Exclude the pictures, then repeat the remaining data exactly.
━━━ RECORDED INFORMATION ━━━
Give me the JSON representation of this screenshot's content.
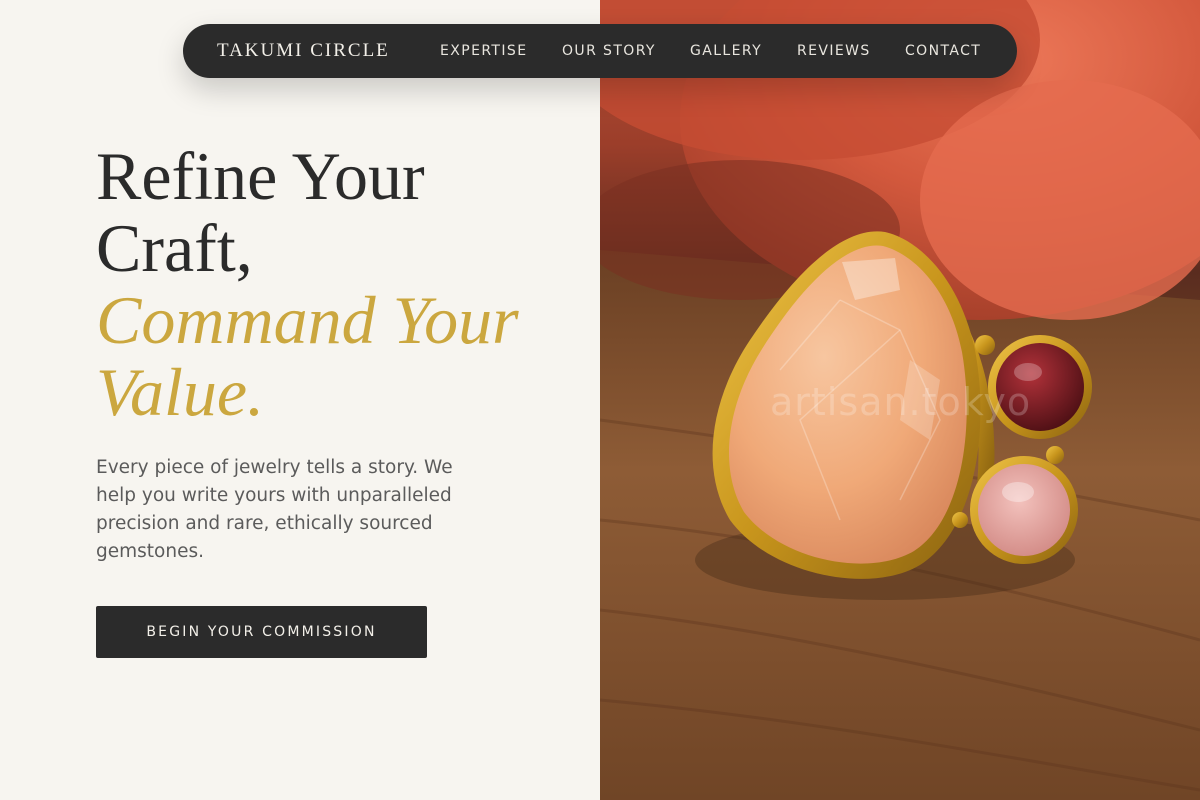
{
  "nav": {
    "brand": "TAKUMI CIRCLE",
    "links": [
      "EXPERTISE",
      "OUR STORY",
      "GALLERY",
      "REVIEWS",
      "CONTACT"
    ]
  },
  "hero": {
    "headline_line1": "Refine Your",
    "headline_line2": "Craft,",
    "headline_accent_line1": "Command Your",
    "headline_accent_line2": "Value.",
    "description": "Every piece of jewelry tells a story. We help you write yours with unparalleled precision and rare, ethically sourced gemstones.",
    "cta_label": "BEGIN YOUR COMMISSION"
  },
  "photo": {
    "watermark": "artisan.tokyo"
  },
  "colors": {
    "dark": "#2b2b2b",
    "accent_gold": "#cba73f",
    "background": "#f7f5f0",
    "body_text": "#5b5b5b"
  }
}
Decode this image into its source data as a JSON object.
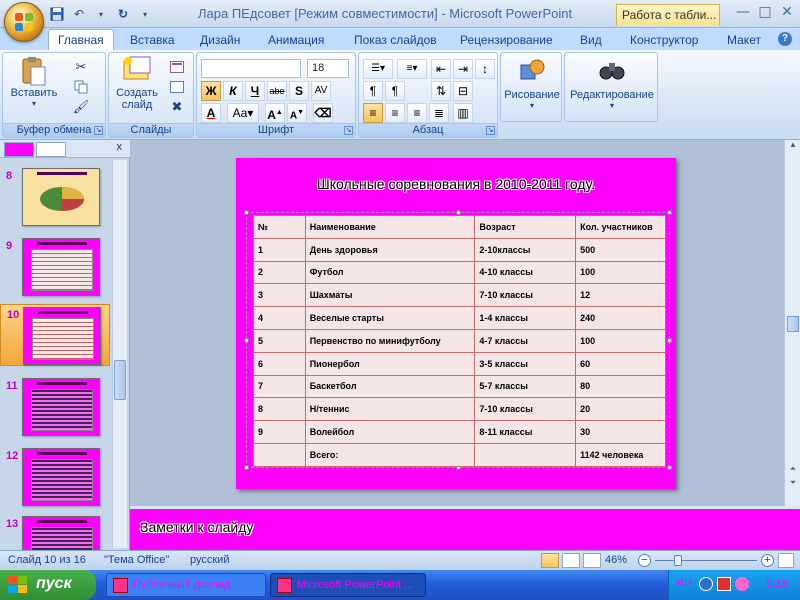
{
  "window": {
    "title": "Лара ПЕдсовет [Режим совместимости] - Microsoft PowerPoint",
    "context_tab": "Работа с табли...",
    "controls": [
      "—",
      "□",
      "✕"
    ]
  },
  "ribbon": {
    "tabs": [
      "Главная",
      "Вставка",
      "Дизайн",
      "Анимация",
      "Показ слайдов",
      "Рецензирование",
      "Вид",
      "Конструктор",
      "Макет"
    ],
    "active_tab": "Главная",
    "groups": {
      "clipboard": {
        "label": "Буфер обмена",
        "paste": "Вставить"
      },
      "slides": {
        "label": "Слайды",
        "create_slide": "Создать слайд"
      },
      "font": {
        "label": "Шрифт",
        "font_name": "",
        "font_size": "18",
        "bold": "Ж",
        "italic": "К",
        "underline": "Ч",
        "strike": "abe",
        "shadow": "S"
      },
      "paragraph": {
        "label": "Абзац"
      },
      "drawing": {
        "label": "Рисование"
      },
      "editing": {
        "label": "Редактирование"
      }
    }
  },
  "thumbnails": [
    {
      "num": "8"
    },
    {
      "num": "9"
    },
    {
      "num": "10",
      "selected": true
    },
    {
      "num": "11"
    },
    {
      "num": "12"
    },
    {
      "num": "13"
    }
  ],
  "slide": {
    "title": "Школьные соревнования в 2010-2011 году.",
    "table": {
      "header": [
        "№",
        "Наименование",
        "Возраст",
        "Кол. участников"
      ],
      "rows": [
        [
          "1",
          "День здоровья",
          "2-10классы",
          "500"
        ],
        [
          "2",
          "Футбол",
          "4-10 классы",
          "100"
        ],
        [
          "3",
          "Шахматы",
          "7-10 классы",
          "12"
        ],
        [
          "4",
          "Веселые старты",
          "1-4 классы",
          "240"
        ],
        [
          "5",
          "Первенство по минифутболу",
          "4-7 классы",
          "100"
        ],
        [
          "6",
          "Пионербол",
          "3-5 классы",
          "60"
        ],
        [
          "7",
          "Баскетбол",
          "5-7 классы",
          "80"
        ],
        [
          "8",
          "Н/теннис",
          "7-10 классы",
          "20"
        ],
        [
          "9",
          "Волейбол",
          "8-11 классы",
          "30"
        ],
        [
          "",
          "Всего:",
          "",
          "1142 человека"
        ]
      ]
    }
  },
  "notes": {
    "placeholder": "Заметки к слайду"
  },
  "statusbar": {
    "slide_info": "Слайд 10 из 16",
    "theme": "\"Тема Office\"",
    "language": "русский",
    "zoom": "46%",
    "zoom_fraction": 0.46
  },
  "taskbar": {
    "start": "пуск",
    "tasks": [
      "Публичный доклад ...",
      "Microsoft PowerPoint ..."
    ],
    "clock": "9:19"
  }
}
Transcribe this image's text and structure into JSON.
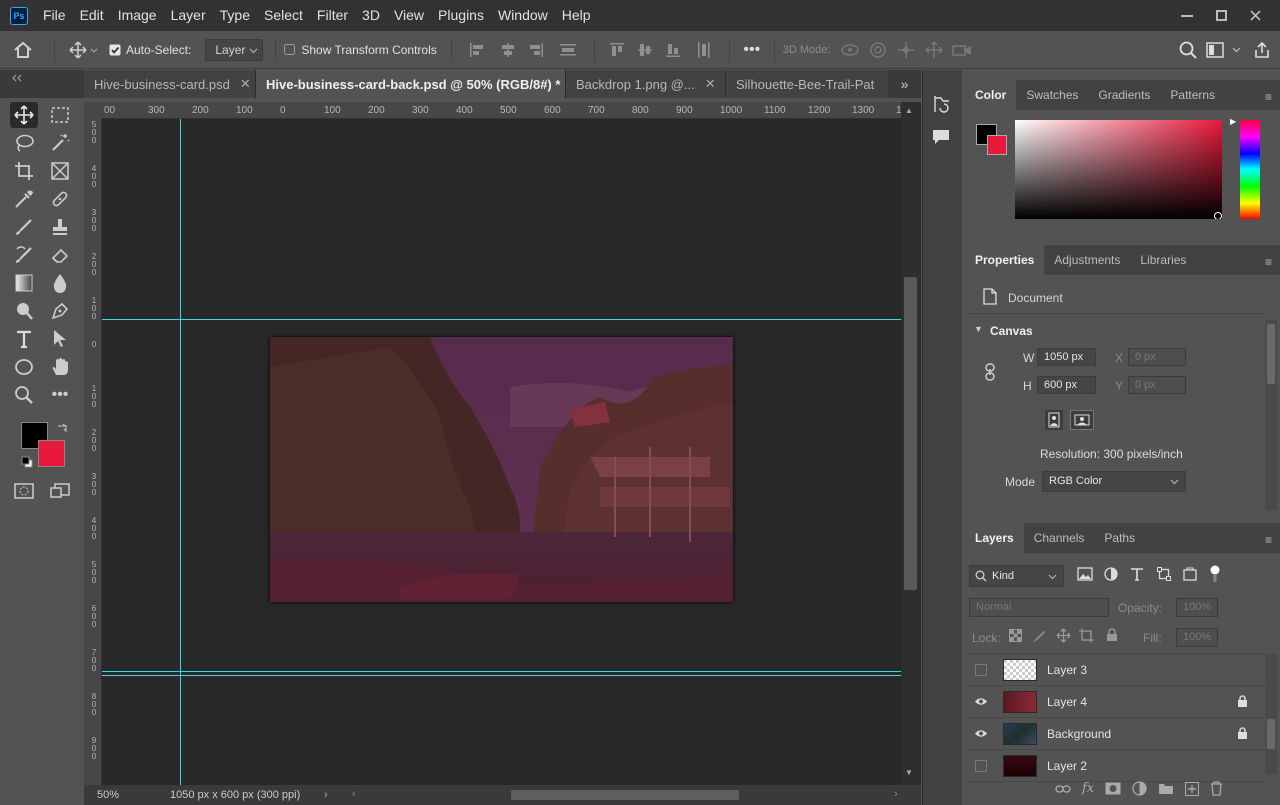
━━━
● **EXERCISE RESPONSE**
Give me the JSON representation of this screenshot's content.
{
  "nav": {
    "brand": "TAKUMI CIRCLE",
    "links": [
      "EXPERTISE",
      "OUR STORY",
      "GALLERY",
      "REVIEWS",
      "CONTACT"
    ]
  },
  "hero": {
    "headline_line1": "Refine Your",
    "headline_line2": "Craft,",
    "headline_accent_line1": "Command Your",
    "headline_accent_line2": "Value.",
    "description": "Every piece of jewelry tells a story. We help you write yours with unparalleled precision and rare, ethically sourced gemstones.",
    "cta_label": "BEGIN YOUR COMMISSION"
  },
  "photo": {
    "watermark": "artisan.tokyo"
  },
  "colors": {
    "dark": "#2b2b2b",
    "accent_gold": "#cba73f",
    "background": "#f7f5f0",
    "body_text": "#5b5b5b"
  }
}
Decode this image into its source data as a JSON object.
{
  "window": {
    "title": "Лара ПЕдсовет [Режим совместимости] - Microsoft PowerPoint",
    "context_tab": "Работа с табли...",
    "controls": [
      "—",
      "□",
      "✕"
    ]
  },
  "ribbon": {
    "tabs": [
      "Главная",
      "Вставка",
      "Дизайн",
      "Анимация",
      "Показ слайдов",
      "Рецензирование",
      "Вид",
      "Конструктор",
      "Макет"
    ],
    "active_tab": "Главная",
    "groups": {
      "clipboard": {
        "label": "Буфер обмена",
        "paste": "Вставить"
      },
      "slides": {
        "label": "Слайды",
        "create_slide": "Создать слайд"
      },
      "font": {
        "label": "Шрифт",
        "font_name": "",
        "font_size": "18",
        "bold": "Ж",
        "italic": "К",
        "underline": "Ч",
        "strike": "abe",
        "shadow": "S"
      },
      "paragraph": {
        "label": "Абзац"
      },
      "drawing": {
        "label": "Рисование"
      },
      "editing": {
        "label": "Редактирование"
      }
    }
  },
  "thumbnails": [
    {
      "num": "8"
    },
    {
      "num": "9"
    },
    {
      "num": "10",
      "selected": true
    },
    {
      "num": "11"
    },
    {
      "num": "12"
    },
    {
      "num": "13"
    }
  ],
  "slide": {
    "title": "Школьные соревнования в 2010-2011 году.",
    "table": {
      "header": [
        "№",
        "Наименование",
        "Возраст",
        "Кол. участников"
      ],
      "rows": [
        [
          "1",
          "День здоровья",
          "2-10классы",
          "500"
        ],
        [
          "2",
          "Футбол",
          "4-10 классы",
          "100"
        ],
        [
          "3",
          "Шахматы",
          "7-10 классы",
          "12"
        ],
        [
          "4",
          "Веселые старты",
          "1-4 классы",
          "240"
        ],
        [
          "5",
          "Первенство по минифутболу",
          "4-7 классы",
          "100"
        ],
        [
          "6",
          "Пионербол",
          "3-5 классы",
          "60"
        ],
        [
          "7",
          "Баскетбол",
          "5-7 классы",
          "80"
        ],
        [
          "8",
          "Н/теннис",
          "7-10 классы",
          "20"
        ],
        [
          "9",
          "Волейбол",
          "8-11 классы",
          "30"
        ],
        [
          "",
          "Всего:",
          "",
          "1142 человека"
        ]
      ]
    }
  },
  "notes": {
    "placeholder": "Заметки к слайду"
  },
  "statusbar": {
    "slide_info": "Слайд 10 из 16",
    "theme": "\"Тема Office\"",
    "language": "русский",
    "zoom": "46%",
    "zoom_fraction": 0.46
  },
  "taskbar": {
    "start": "пуск",
    "tasks": [
      "Публичный доклад ...",
      "Microsoft PowerPoint ..."
    ],
    "clock": "9:19"
  }
}
Transcribe this image's text and structure into JSON.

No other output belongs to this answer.